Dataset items
=-=-=
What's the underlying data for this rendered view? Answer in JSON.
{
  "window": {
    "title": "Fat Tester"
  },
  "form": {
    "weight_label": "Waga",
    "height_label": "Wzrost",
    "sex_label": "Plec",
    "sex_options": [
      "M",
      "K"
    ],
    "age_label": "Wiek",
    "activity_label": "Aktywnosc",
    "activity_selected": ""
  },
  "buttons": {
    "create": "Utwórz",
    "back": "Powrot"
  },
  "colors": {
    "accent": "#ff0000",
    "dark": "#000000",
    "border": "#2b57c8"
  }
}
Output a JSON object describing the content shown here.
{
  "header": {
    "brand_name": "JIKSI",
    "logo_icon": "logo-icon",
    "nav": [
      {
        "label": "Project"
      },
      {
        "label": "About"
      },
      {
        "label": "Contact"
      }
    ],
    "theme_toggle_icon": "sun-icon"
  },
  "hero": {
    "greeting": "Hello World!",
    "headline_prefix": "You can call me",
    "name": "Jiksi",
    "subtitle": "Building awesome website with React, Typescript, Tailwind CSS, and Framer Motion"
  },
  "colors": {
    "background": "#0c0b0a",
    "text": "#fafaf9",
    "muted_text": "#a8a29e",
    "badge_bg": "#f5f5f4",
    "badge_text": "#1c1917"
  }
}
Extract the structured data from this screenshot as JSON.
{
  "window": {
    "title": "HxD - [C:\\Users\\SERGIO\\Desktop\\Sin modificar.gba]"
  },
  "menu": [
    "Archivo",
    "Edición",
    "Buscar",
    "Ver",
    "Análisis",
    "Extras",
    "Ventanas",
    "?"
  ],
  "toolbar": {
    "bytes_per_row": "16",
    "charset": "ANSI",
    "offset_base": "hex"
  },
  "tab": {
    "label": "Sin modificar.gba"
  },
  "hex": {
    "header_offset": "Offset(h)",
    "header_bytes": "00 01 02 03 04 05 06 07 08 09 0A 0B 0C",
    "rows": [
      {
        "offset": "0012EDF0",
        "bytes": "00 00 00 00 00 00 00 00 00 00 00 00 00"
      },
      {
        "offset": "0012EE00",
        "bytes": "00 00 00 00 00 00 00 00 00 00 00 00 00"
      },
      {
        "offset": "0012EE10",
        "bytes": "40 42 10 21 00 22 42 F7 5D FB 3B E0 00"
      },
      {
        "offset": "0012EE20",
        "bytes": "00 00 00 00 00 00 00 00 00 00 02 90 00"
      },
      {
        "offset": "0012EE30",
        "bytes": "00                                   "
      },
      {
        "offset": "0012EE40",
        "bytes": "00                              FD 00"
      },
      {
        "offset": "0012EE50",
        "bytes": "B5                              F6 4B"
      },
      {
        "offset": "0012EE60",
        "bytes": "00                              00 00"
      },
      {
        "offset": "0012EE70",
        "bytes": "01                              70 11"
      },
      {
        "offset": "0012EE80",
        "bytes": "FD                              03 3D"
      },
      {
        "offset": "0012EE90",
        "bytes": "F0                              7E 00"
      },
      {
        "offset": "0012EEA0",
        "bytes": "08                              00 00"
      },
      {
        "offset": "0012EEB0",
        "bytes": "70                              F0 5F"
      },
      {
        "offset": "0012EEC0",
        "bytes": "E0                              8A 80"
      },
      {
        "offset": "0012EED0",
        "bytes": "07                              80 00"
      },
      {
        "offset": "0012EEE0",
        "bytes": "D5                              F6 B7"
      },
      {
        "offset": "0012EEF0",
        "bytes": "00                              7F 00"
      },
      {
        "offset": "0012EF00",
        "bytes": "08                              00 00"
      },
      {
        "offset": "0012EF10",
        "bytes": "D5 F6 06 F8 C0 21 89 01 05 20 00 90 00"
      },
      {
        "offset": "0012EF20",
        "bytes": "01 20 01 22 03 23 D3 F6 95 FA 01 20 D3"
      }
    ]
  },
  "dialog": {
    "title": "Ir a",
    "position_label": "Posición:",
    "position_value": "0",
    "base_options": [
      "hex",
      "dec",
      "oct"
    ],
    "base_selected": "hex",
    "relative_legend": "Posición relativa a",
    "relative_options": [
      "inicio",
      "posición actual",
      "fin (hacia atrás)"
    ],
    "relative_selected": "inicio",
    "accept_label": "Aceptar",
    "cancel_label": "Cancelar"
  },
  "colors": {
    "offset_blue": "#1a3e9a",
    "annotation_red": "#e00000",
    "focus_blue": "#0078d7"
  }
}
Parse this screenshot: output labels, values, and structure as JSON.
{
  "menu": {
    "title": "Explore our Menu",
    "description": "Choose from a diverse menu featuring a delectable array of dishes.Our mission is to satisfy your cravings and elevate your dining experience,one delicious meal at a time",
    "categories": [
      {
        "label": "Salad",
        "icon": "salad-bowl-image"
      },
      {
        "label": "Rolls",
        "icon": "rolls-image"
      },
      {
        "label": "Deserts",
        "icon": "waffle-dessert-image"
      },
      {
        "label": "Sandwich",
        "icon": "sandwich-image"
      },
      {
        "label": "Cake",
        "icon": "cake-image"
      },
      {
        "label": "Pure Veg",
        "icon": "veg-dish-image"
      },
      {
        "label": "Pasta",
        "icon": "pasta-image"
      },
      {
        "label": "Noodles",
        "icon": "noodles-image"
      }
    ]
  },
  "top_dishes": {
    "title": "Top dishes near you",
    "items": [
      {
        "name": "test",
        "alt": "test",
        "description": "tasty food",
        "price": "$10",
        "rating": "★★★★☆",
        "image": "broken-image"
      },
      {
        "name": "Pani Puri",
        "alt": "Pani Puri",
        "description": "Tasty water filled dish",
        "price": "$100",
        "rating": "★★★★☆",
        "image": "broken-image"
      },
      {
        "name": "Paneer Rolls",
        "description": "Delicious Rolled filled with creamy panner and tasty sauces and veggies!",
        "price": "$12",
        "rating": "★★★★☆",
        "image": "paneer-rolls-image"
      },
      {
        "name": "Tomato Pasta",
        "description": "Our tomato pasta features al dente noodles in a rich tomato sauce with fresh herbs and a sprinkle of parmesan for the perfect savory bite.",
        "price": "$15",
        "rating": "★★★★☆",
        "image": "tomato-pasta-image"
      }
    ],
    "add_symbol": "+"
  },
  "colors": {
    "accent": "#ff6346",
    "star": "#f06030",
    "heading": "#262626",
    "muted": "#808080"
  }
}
=-=-=
### WHAT TO WORK ON
Give all of the entries again, word for word.

### FINAL RESULT
What's the underlying data for this rendered view? Answer in JSON.
{
  "window": {
    "title": "Fat Tester"
  },
  "form": {
    "weight_label": "Waga",
    "height_label": "Wzrost",
    "sex_label": "Plec",
    "sex_options": [
      "M",
      "K"
    ],
    "age_label": "Wiek",
    "activity_label": "Aktywnosc",
    "activity_selected": ""
  },
  "buttons": {
    "create": "Utwórz",
    "back": "Powrot"
  },
  "colors": {
    "accent": "#ff0000",
    "dark": "#000000",
    "border": "#2b57c8"
  }
}
Output a JSON object describing the content shown here.
{
  "header": {
    "brand_name": "JIKSI",
    "logo_icon": "logo-icon",
    "nav": [
      {
        "label": "Project"
      },
      {
        "label": "About"
      },
      {
        "label": "Contact"
      }
    ],
    "theme_toggle_icon": "sun-icon"
  },
  "hero": {
    "greeting": "Hello World!",
    "headline_prefix": "You can call me",
    "name": "Jiksi",
    "subtitle": "Building awesome website with React, Typescript, Tailwind CSS, and Framer Motion"
  },
  "colors": {
    "background": "#0c0b0a",
    "text": "#fafaf9",
    "muted_text": "#a8a29e",
    "badge_bg": "#f5f5f4",
    "badge_text": "#1c1917"
  }
}
Extract the structured data from this screenshot as JSON.
{
  "window": {
    "title": "HxD - [C:\\Users\\SERGIO\\Desktop\\Sin modificar.gba]"
  },
  "menu": [
    "Archivo",
    "Edición",
    "Buscar",
    "Ver",
    "Análisis",
    "Extras",
    "Ventanas",
    "?"
  ],
  "toolbar": {
    "bytes_per_row": "16",
    "charset": "ANSI",
    "offset_base": "hex"
  },
  "tab": {
    "label": "Sin modificar.gba"
  },
  "hex": {
    "header_offset": "Offset(h)",
    "header_bytes": "00 01 02 03 04 05 06 07 08 09 0A 0B 0C",
    "rows": [
      {
        "offset": "0012EDF0",
        "bytes": "00 00 00 00 00 00 00 00 00 00 00 00 00"
      },
      {
        "offset": "0012EE00",
        "bytes": "00 00 00 00 00 00 00 00 00 00 00 00 00"
      },
      {
        "offset": "0012EE10",
        "bytes": "40 42 10 21 00 22 42 F7 5D FB 3B E0 00"
      },
      {
        "offset": "0012EE20",
        "bytes": "00 00 00 00 00 00 00 00 00 00 02 90 00"
      },
      {
        "offset": "0012EE30",
        "bytes": "00                                   "
      },
      {
        "offset": "0012EE40",
        "bytes": "00                              FD 00"
      },
      {
        "offset": "0012EE50",
        "bytes": "B5                              F6 4B"
      },
      {
        "offset": "0012EE60",
        "bytes": "00                              00 00"
      },
      {
        "offset": "0012EE70",
        "bytes": "01                              70 11"
      },
      {
        "offset": "0012EE80",
        "bytes": "FD                              03 3D"
      },
      {
        "offset": "0012EE90",
        "bytes": "F0                              7E 00"
      },
      {
        "offset": "0012EEA0",
        "bytes": "08                              00 00"
      },
      {
        "offset": "0012EEB0",
        "bytes": "70                              F0 5F"
      },
      {
        "offset": "0012EEC0",
        "bytes": "E0                              8A 80"
      },
      {
        "offset": "0012EED0",
        "bytes": "07                              80 00"
      },
      {
        "offset": "0012EEE0",
        "bytes": "D5                              F6 B7"
      },
      {
        "offset": "0012EEF0",
        "bytes": "00                              7F 00"
      },
      {
        "offset": "0012EF00",
        "bytes": "08                              00 00"
      },
      {
        "offset": "0012EF10",
        "bytes": "D5 F6 06 F8 C0 21 89 01 05 20 00 90 00"
      },
      {
        "offset": "0012EF20",
        "bytes": "01 20 01 22 03 23 D3 F6 95 FA 01 20 D3"
      }
    ]
  },
  "dialog": {
    "title": "Ir a",
    "position_label": "Posición:",
    "position_value": "0",
    "base_options": [
      "hex",
      "dec",
      "oct"
    ],
    "base_selected": "hex",
    "relative_legend": "Posición relativa a",
    "relative_options": [
      "inicio",
      "posición actual",
      "fin (hacia atrás)"
    ],
    "relative_selected": "inicio",
    "accept_label": "Aceptar",
    "cancel_label": "Cancelar"
  },
  "colors": {
    "offset_blue": "#1a3e9a",
    "annotation_red": "#e00000",
    "focus_blue": "#0078d7"
  }
}
Parse this screenshot: output labels, values, and structure as JSON.
{
  "menu": {
    "title": "Explore our Menu",
    "description": "Choose from a diverse menu featuring a delectable array of dishes.Our mission is to satisfy your cravings and elevate your dining experience,one delicious meal at a time",
    "categories": [
      {
        "label": "Salad",
        "icon": "salad-bowl-image"
      },
      {
        "label": "Rolls",
        "icon": "rolls-image"
      },
      {
        "label": "Deserts",
        "icon": "waffle-dessert-image"
      },
      {
        "label": "Sandwich",
        "icon": "sandwich-image"
      },
      {
        "label": "Cake",
        "icon": "cake-image"
      },
      {
        "label": "Pure Veg",
        "icon": "veg-dish-image"
      },
      {
        "label": "Pasta",
        "icon": "pasta-image"
      },
      {
        "label": "Noodles",
        "icon": "noodles-image"
      }
    ]
  },
  "top_dishes": {
    "title": "Top dishes near you",
    "items": [
      {
        "name": "test",
        "alt": "test",
        "description": "tasty food",
        "price": "$10",
        "rating": "★★★★☆",
        "image": "broken-image"
      },
      {
        "name": "Pani Puri",
        "alt": "Pani Puri",
        "description": "Tasty water filled dish",
        "price": "$100",
        "rating": "★★★★☆",
        "image": "broken-image"
      },
      {
        "name": "Paneer Rolls",
        "description": "Delicious Rolled filled with creamy panner and tasty sauces and veggies!",
        "price": "$12",
        "rating": "★★★★☆",
        "image": "paneer-rolls-image"
      },
      {
        "name": "Tomato Pasta",
        "description": "Our tomato pasta features al dente noodles in a rich tomato sauce with fresh herbs and a sprinkle of parmesan for the perfect savory bite.",
        "price": "$15",
        "rating": "★★★★☆",
        "image": "tomato-pasta-image"
      }
    ],
    "add_symbol": "+"
  },
  "colors": {
    "accent": "#ff6346",
    "star": "#f06030",
    "heading": "#262626",
    "muted": "#808080"
  }
}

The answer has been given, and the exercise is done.